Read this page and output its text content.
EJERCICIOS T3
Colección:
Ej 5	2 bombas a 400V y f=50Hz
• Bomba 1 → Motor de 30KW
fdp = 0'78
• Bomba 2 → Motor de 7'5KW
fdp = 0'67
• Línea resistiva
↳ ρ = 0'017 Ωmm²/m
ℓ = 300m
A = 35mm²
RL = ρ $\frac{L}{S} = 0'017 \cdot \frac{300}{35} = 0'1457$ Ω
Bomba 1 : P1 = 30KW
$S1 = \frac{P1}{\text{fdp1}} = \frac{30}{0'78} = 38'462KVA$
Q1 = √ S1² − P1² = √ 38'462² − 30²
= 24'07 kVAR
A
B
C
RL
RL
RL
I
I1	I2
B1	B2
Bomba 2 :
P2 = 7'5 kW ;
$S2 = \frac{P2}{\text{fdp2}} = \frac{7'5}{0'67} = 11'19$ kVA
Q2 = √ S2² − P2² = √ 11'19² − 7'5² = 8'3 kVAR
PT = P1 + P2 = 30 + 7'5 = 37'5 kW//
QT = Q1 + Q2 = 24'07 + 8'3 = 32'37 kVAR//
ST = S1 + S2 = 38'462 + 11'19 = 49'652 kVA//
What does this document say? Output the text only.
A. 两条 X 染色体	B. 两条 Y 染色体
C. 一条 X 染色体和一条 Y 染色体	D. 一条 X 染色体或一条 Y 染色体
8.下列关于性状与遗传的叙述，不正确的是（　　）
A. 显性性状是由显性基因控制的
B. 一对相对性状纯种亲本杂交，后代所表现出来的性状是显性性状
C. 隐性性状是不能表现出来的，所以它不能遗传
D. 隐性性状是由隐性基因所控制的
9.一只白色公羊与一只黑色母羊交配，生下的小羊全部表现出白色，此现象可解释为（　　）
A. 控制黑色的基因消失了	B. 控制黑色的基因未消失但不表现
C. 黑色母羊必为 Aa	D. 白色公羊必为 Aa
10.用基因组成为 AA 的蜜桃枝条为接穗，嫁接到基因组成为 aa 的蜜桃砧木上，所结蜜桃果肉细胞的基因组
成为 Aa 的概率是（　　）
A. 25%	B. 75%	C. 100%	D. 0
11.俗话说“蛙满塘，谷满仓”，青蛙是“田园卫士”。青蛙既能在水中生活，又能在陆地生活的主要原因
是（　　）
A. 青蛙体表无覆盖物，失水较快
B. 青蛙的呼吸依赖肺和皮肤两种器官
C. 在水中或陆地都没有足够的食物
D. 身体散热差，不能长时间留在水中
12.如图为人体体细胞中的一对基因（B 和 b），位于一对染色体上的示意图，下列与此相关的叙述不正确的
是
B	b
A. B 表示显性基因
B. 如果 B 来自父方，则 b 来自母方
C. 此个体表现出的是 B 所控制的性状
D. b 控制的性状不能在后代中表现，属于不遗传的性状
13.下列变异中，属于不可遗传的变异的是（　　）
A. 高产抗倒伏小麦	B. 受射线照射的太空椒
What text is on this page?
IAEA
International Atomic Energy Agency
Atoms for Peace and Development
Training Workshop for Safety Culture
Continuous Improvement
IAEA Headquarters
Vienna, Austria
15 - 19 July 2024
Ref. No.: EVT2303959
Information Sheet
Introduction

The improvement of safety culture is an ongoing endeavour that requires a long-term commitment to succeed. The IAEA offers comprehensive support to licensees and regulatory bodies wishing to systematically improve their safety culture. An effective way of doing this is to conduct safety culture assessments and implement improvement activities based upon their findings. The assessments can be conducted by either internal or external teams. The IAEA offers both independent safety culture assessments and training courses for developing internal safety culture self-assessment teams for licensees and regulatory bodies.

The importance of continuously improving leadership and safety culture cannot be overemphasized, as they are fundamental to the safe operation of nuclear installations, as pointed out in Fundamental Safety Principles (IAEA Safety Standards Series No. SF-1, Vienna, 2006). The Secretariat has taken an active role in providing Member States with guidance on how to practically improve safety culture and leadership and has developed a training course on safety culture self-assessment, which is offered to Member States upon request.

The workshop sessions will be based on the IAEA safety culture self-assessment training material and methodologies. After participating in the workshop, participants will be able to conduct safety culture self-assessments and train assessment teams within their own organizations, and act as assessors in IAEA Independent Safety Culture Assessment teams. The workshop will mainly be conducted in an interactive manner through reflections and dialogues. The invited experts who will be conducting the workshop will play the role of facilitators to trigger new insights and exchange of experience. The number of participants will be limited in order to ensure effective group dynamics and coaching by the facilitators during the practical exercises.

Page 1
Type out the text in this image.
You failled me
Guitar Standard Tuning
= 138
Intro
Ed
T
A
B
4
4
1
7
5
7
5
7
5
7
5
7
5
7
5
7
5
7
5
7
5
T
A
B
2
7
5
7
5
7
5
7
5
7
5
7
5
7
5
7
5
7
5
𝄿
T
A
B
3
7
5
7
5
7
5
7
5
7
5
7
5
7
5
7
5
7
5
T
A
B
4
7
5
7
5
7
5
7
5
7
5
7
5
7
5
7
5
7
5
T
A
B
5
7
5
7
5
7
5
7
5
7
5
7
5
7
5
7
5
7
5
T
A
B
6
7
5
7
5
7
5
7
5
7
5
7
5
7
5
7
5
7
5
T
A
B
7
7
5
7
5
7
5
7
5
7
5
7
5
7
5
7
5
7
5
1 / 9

*Short exercise*: Your task is to reproduce all of the records exactly.

*Finished answer*:
Read this page and output its text content.
EJERCICIOS T3
Colección:
Ej 5	2 bombas a 400V y f=50Hz
• Bomba 1 → Motor de 30KW
fdp = 0'78
• Bomba 2 → Motor de 7'5KW
fdp = 0'67
• Línea resistiva
↳ ρ = 0'017 Ωmm²/m
ℓ = 300m
A = 35mm²
RL = ρ $\frac{L}{S} = 0'017 \cdot \frac{300}{35} = 0'1457$ Ω
Bomba 1 : P1 = 30KW
$S1 = \frac{P1}{\text{fdp1}} = \frac{30}{0'78} = 38'462KVA$
Q1 = √ S1² − P1² = √ 38'462² − 30²
= 24'07 kVAR
A
B
C
RL
RL
RL
I
I1	I2
B1	B2
Bomba 2 :
P2 = 7'5 kW ;
$S2 = \frac{P2}{\text{fdp2}} = \frac{7'5}{0'67} = 11'19$ kVA
Q2 = √ S2² − P2² = √ 11'19² − 7'5² = 8'3 kVAR
PT = P1 + P2 = 30 + 7'5 = 37'5 kW//
QT = Q1 + Q2 = 24'07 + 8'3 = 32'37 kVAR//
ST = S1 + S2 = 38'462 + 11'19 = 49'652 kVA//
What does this document say? Output the text only.
A. 两条 X 染色体	B. 两条 Y 染色体
C. 一条 X 染色体和一条 Y 染色体	D. 一条 X 染色体或一条 Y 染色体
8.下列关于性状与遗传的叙述，不正确的是（　　）
A. 显性性状是由显性基因控制的
B. 一对相对性状纯种亲本杂交，后代所表现出来的性状是显性性状
C. 隐性性状是不能表现出来的，所以它不能遗传
D. 隐性性状是由隐性基因所控制的
9.一只白色公羊与一只黑色母羊交配，生下的小羊全部表现出白色，此现象可解释为（　　）
A. 控制黑色的基因消失了	B. 控制黑色的基因未消失但不表现
C. 黑色母羊必为 Aa	D. 白色公羊必为 Aa
10.用基因组成为 AA 的蜜桃枝条为接穗，嫁接到基因组成为 aa 的蜜桃砧木上，所结蜜桃果肉细胞的基因组
成为 Aa 的概率是（　　）
A. 25%	B. 75%	C. 100%	D. 0
11.俗话说“蛙满塘，谷满仓”，青蛙是“田园卫士”。青蛙既能在水中生活，又能在陆地生活的主要原因
是（　　）
A. 青蛙体表无覆盖物，失水较快
B. 青蛙的呼吸依赖肺和皮肤两种器官
C. 在水中或陆地都没有足够的食物
D. 身体散热差，不能长时间留在水中
12.如图为人体体细胞中的一对基因（B 和 b），位于一对染色体上的示意图，下列与此相关的叙述不正确的
是
B	b
A. B 表示显性基因
B. 如果 B 来自父方，则 b 来自母方
C. 此个体表现出的是 B 所控制的性状
D. b 控制的性状不能在后代中表现，属于不遗传的性状
13.下列变异中，属于不可遗传的变异的是（　　）
A. 高产抗倒伏小麦	B. 受射线照射的太空椒
What text is on this page?
IAEA
International Atomic Energy Agency
Atoms for Peace and Development
Training Workshop for Safety Culture
Continuous Improvement
IAEA Headquarters
Vienna, Austria
15 - 19 July 2024
Ref. No.: EVT2303959
Information Sheet
Introduction

The improvement of safety culture is an ongoing endeavour that requires a long-term commitment to succeed. The IAEA offers comprehensive support to licensees and regulatory bodies wishing to systematically improve their safety culture. An effective way of doing this is to conduct safety culture assessments and implement improvement activities based upon their findings. The assessments can be conducted by either internal or external teams. The IAEA offers both independent safety culture assessments and training courses for developing internal safety culture self-assessment teams for licensees and regulatory bodies.

The importance of continuously improving leadership and safety culture cannot be overemphasized, as they are fundamental to the safe operation of nuclear installations, as pointed out in Fundamental Safety Principles (IAEA Safety Standards Series No. SF-1, Vienna, 2006). The Secretariat has taken an active role in providing Member States with guidance on how to practically improve safety culture and leadership and has developed a training course on safety culture self-assessment, which is offered to Member States upon request.

The workshop sessions will be based on the IAEA safety culture self-assessment training material and methodologies. After participating in the workshop, participants will be able to conduct safety culture self-assessments and train assessment teams within their own organizations, and act as assessors in IAEA Independent Safety Culture Assessment teams. The workshop will mainly be conducted in an interactive manner through reflections and dialogues. The invited experts who will be conducting the workshop will play the role of facilitators to trigger new insights and exchange of experience. The number of participants will be limited in order to ensure effective group dynamics and coaching by the facilitators during the practical exercises.

Page 1
Type out the text in this image.
You failled me
Guitar Standard Tuning
= 138
Intro
Ed
T
A
B
4
4
1
7
5
7
5
7
5
7
5
7
5
7
5
7
5
7
5
7
5
T
A
B
2
7
5
7
5
7
5
7
5
7
5
7
5
7
5
7
5
7
5
𝄿
T
A
B
3
7
5
7
5
7
5
7
5
7
5
7
5
7
5
7
5
7
5
T
A
B
4
7
5
7
5
7
5
7
5
7
5
7
5
7
5
7
5
7
5
T
A
B
5
7
5
7
5
7
5
7
5
7
5
7
5
7
5
7
5
7
5
T
A
B
6
7
5
7
5
7
5
7
5
7
5
7
5
7
5
7
5
7
5
T
A
B
7
7
5
7
5
7
5
7
5
7
5
7
5
7
5
7
5
7
5
1 / 9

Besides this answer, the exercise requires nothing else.